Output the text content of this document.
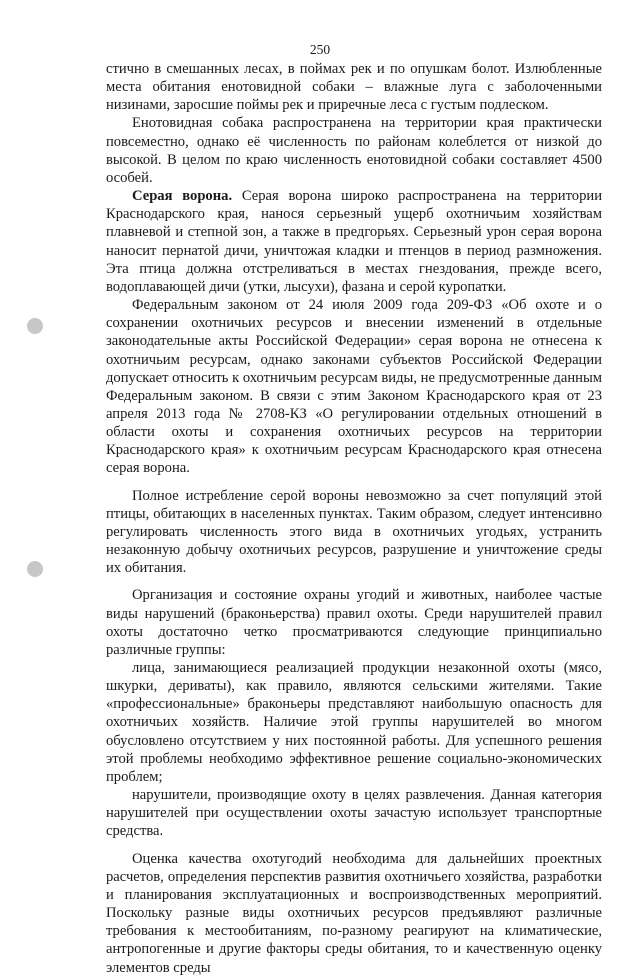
250

стично в смешанных лесах, в поймах рек и по опушкам болот. Излюбленные места обитания енотовидной собаки – влажные луга с заболоченными низинами, заросшие поймы рек и приречные леса с густым подлеском.

Енотовидная собака распространена на территории края практически повсеместно, однако её численность по районам колеблется от низкой до высокой. В целом по краю численность енотовидной собаки составляет 4500 особей.

Серая ворона. Серая ворона широко распространена на территории Краснодарского края, нанося серьезный ущерб охотничьим хозяйствам плавневой и степной зон, а также в предгорьях. Серьезный урон серая ворона наносит пернатой дичи, уничтожая кладки и птенцов в период размножения. Эта птица должна отстреливаться в местах гнездования, прежде всего, водоплавающей дичи (утки, лысухи), фазана и серой куропатки.

Федеральным законом от 24 июля 2009 года 209-ФЗ «Об охоте и о сохранении охотничьих ресурсов и внесении изменений в отдельные законодательные акты Российской Федерации» серая ворона не отнесена к охотничьим ресурсам, однако законами субъектов Российской Федерации допускает относить к охотничьим ресурсам виды, не предусмотренные данным Федеральным законом. В связи с этим Законом Краснодарского края от 23 апреля 2013 года № 2708-КЗ «О регулировании отдельных отношений в области охоты и сохранения охотничьих ресурсов на территории Краснодарского края» к охотничьим ресурсам Краснодарского края отнесена серая ворона.

Полное истребление серой вороны невозможно за счет популяций этой птицы, обитающих в населенных пунктах. Таким образом, следует интенсивно регулировать численность этого вида в охотничьих угодьях, устранить незаконную добычу охотничьих ресурсов, разрушение и уничтожение среды их обитания.

Организация и состояние охраны угодий и животных, наиболее частые виды нарушений (браконьерства) правил охоты. Среди нарушителей правил охоты достаточно четко просматриваются следующие принципиально различные группы:

лица, занимающиеся реализацией продукции незаконной охоты (мясо, шкурки, дериваты), как правило, являются сельскими жителями. Такие «профессиональные» браконьеры представляют наибольшую опасность для охотничьих хозяйств. Наличие этой группы нарушителей во многом обусловлено отсутствием у них постоянной работы. Для успешного решения этой проблемы необходимо эффективное решение социально-экономических проблем;

нарушители, производящие охоту в целях развлечения. Данная категория нарушителей при осуществлении охоты зачастую использует транспортные средства.

Оценка качества охотугодий необходима для дальнейших проектных расчетов, определения перспектив развития охотничьего хозяйства, разработки и планирования эксплуатационных и воспроизводственных мероприятий. Поскольку разные виды охотничьих ресурсов предъявляют различные требования к местообитаниям, по-разному реагируют на климатические, антропогенные и другие факторы среды обитания, то и качественную оценку элементов среды
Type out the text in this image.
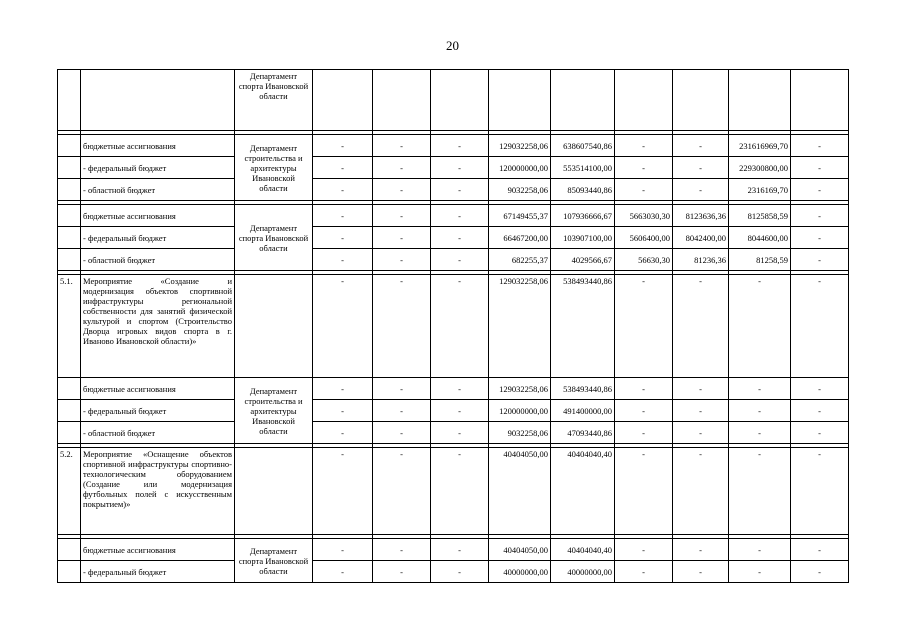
20
		Департамент спорта Ивановской области									

	бюджетные ассигнования	Департамент строительства и архитектуры Ивановской области	-	-	-	129032258,06	638607540,86	-	-	231616969,70	-
	- федеральный бюджет		-	-	-	120000000,00	553514100,00	-	-	229300800,00	-
	- областной бюджет		-	-	-	9032258,06	85093440,86	-	-	2316169,70	-

	бюджетные ассигнования	Департамент спорта Ивановской области	-	-	-	67149455,37	107936666,67	5663030,30	8123636,36	8125858,59	-
	- федеральный бюджет		-	-	-	66467200,00	103907100,00	5606400,00	8042400,00	8044600,00	-
	- областной бюджет		-	-	-	682255,37	4029566,67	56630,30	81236,36	81258,59	-

5.1.	Мероприятие «Создание и модернизация объектов спортивной инфраструктуры региональной собственности для занятий физической культурой и спортом (Строительство Дворца игровых видов спорта в г. Иваново Ивановской области)»		-	-	-	129032258,06	538493440,86	-	-	-	-
	бюджетные ассигнования	Департамент строительства и архитектуры Ивановской области	-	-	-	129032258,06	538493440,86	-	-	-	-
	- федеральный бюджет		-	-	-	120000000,00	491400000,00	-	-	-	-
	- областной бюджет		-	-	-	9032258,06	47093440,86	-	-	-	-

5.2.	Мероприятие «Оснащение объектов спортивной инфраструктуры спортивно-технологическим оборудованием (Создание или модернизация футбольных полей с искусственным покрытием)»		-	-	-	40404050,00	40404040,40	-	-	-	-

	бюджетные ассигнования	Департамент спорта Ивановской области	-	-	-	40404050,00	40404040,40	-	-	-	-
	- федеральный бюджет		-	-	-	40000000,00	40000000,00	-	-	-	-
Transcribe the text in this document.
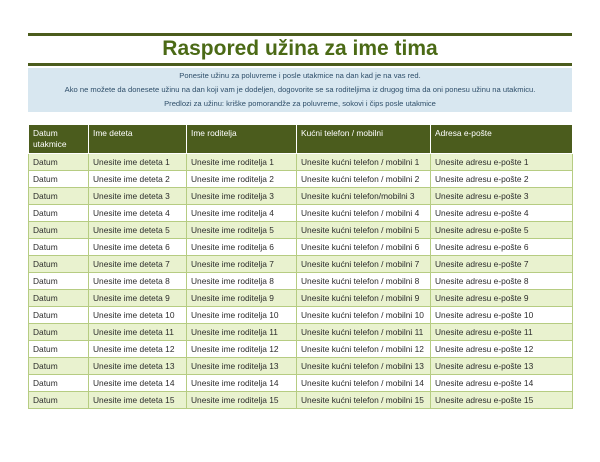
Raspored užina za ime tima
Ponesite užinu za poluvreme i posle utakmice na dan kad je na vas red.
Ako ne možete da donesete užinu na dan koji vam je dodeljen, dogovorite se sa roditeljima iz drugog tima da oni ponesu užinu na utakmicu.
Predlozi za užinu: kriške pomorandže za poluvreme, sokovi i čips posle utakmice
Datum utakmice	Ime deteta	Ime roditelja	Kućni telefon / mobilni	Adresa e-pošte
Datum	Unesite ime deteta 1	Unesite ime roditelja 1	Unesite kućni telefon / mobilni 1	Unesite adresu e-pošte 1
Datum	Unesite ime deteta 2	Unesite ime roditelja 2	Unesite kućni telefon / mobilni 2	Unesite adresu e-pošte 2
Datum	Unesite ime deteta 3	Unesite ime roditelja 3	Unesite kućni telefon/mobilni 3	Unesite adresu e-pošte 3
Datum	Unesite ime deteta 4	Unesite ime roditelja 4	Unesite kućni telefon / mobilni 4	Unesite adresu e-pošte 4
Datum	Unesite ime deteta 5	Unesite ime roditelja 5	Unesite kućni telefon / mobilni 5	Unesite adresu e-pošte 5
Datum	Unesite ime deteta 6	Unesite ime roditelja 6	Unesite kućni telefon / mobilni 6	Unesite adresu e-pošte 6
Datum	Unesite ime deteta 7	Unesite ime roditelja 7	Unesite kućni telefon / mobilni 7	Unesite adresu e-pošte 7
Datum	Unesite ime deteta 8	Unesite ime roditelja 8	Unesite kućni telefon / mobilni 8	Unesite adresu e-pošte 8
Datum	Unesite ime deteta 9	Unesite ime roditelja 9	Unesite kućni telefon / mobilni 9	Unesite adresu e-pošte 9
Datum	Unesite ime deteta 10	Unesite ime roditelja 10	Unesite kućni telefon / mobilni 10	Unesite adresu e-pošte 10
Datum	Unesite ime deteta 11	Unesite ime roditelja 11	Unesite kućni telefon / mobilni 11	Unesite adresu e-pošte 11
Datum	Unesite ime deteta 12	Unesite ime roditelja 12	Unesite kućni telefon / mobilni 12	Unesite adresu e-pošte 12
Datum	Unesite ime deteta 13	Unesite ime roditelja 13	Unesite kućni telefon / mobilni 13	Unesite adresu e-pošte 13
Datum	Unesite ime deteta 14	Unesite ime roditelja 14	Unesite kućni telefon / mobilni 14	Unesite adresu e-pošte 14
Datum	Unesite ime deteta 15	Unesite ime roditelja 15	Unesite kućni telefon / mobilni 15	Unesite adresu e-pošte 15
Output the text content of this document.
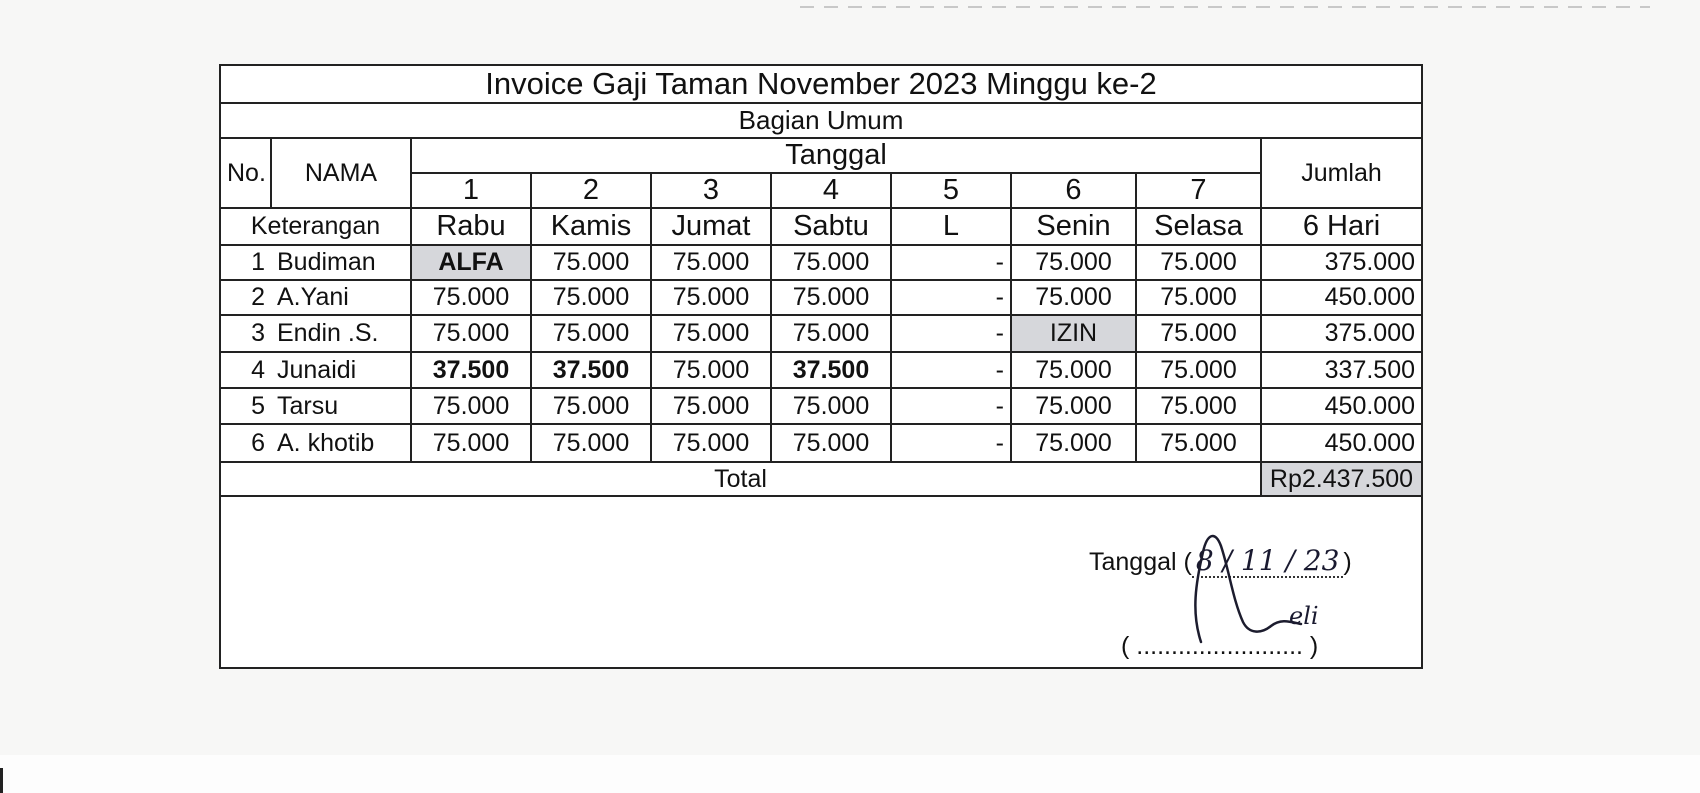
Invoice Gaji Taman November 2023 Minggu ke-2									
Bagian Umum									
No.	NAMA	Tanggal							Jumlah
		1	2	3	4	5	6	7	
Keterangan		Rabu	Kamis	Jumat	Sabtu	L	Senin	Selasa	6 Hari
1	Budiman	ALFA	75.000	75.000	75.000	-	75.000	75.000	375.000
2	A.Yani	75.000	75.000	75.000	75.000	-	75.000	75.000	450.000
3	Endin .S.	75.000	75.000	75.000	75.000	-	IZIN	75.000	375.000
4	Junaidi	37.500	37.500	75.000	37.500	-	75.000	75.000	337.500
5	Tarsu	75.000	75.000	75.000	75.000	-	75.000	75.000	450.000
6	A. khotib	75.000	75.000	75.000	75.000	-	75.000	75.000	450.000
Total									Rp2.437.500
Tanggal ( 8 / 11 / 23 )
eli
( ........................ )
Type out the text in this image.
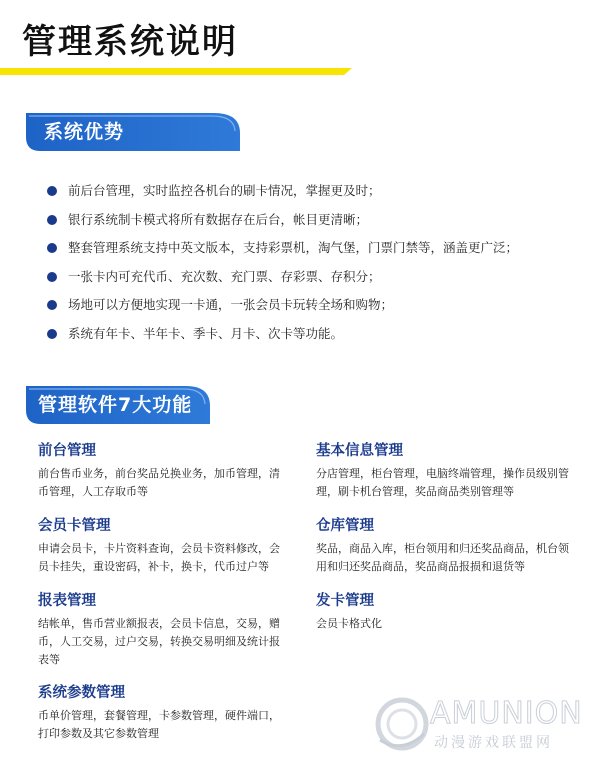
管理系统说明
系统优势
前后台管理，实时监控各机台的刷卡情况，掌握更及时；
银行系统制卡模式将所有数据存在后台，帐目更清晰；
整套管理系统支持中英文版本，支持彩票机，淘气堡，门票门禁等，涵盖更广泛；
一张卡内可充代币、充次数、充门票、存彩票、存积分；
场地可以方便地实现一卡通，一张会员卡玩转全场和购物；
系统有年卡、半年卡、季卡、月卡、次卡等功能。
管理软件7大功能

前台管理

前台售币业务，前台奖品兑换业务，加币管理，清币管理，人工存取币等

基本信息管理

分店管理，柜台管理，电脑终端管理，操作员级别管理，刷卡机台管理，奖品商品类别管理等

会员卡管理

申请会员卡，卡片资料查询，会员卡资料修改，会员卡挂失，重设密码，补卡，换卡，代币过户等

仓库管理

奖品，商品入库，柜台领用和归还奖品商品，机台领用和归还奖品商品，奖品商品报损和退货等

报表管理

结帐单，售币营业额报表，会员卡信息，交易，赠币，人工交易，过户交易，转换交易明细及统计报表等

发卡管理

会员卡格式化

系统参数管理

币单价管理，套餐管理，卡参数管理，硬件端口，打印参数及其它参数管理

AMUNION
动漫游戏联盟网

------------------------------------------------------------

• **Request**: Of the lines above, how many hold the string "Департамент"? Answer with only the number.

• **Solution to the problem**: 5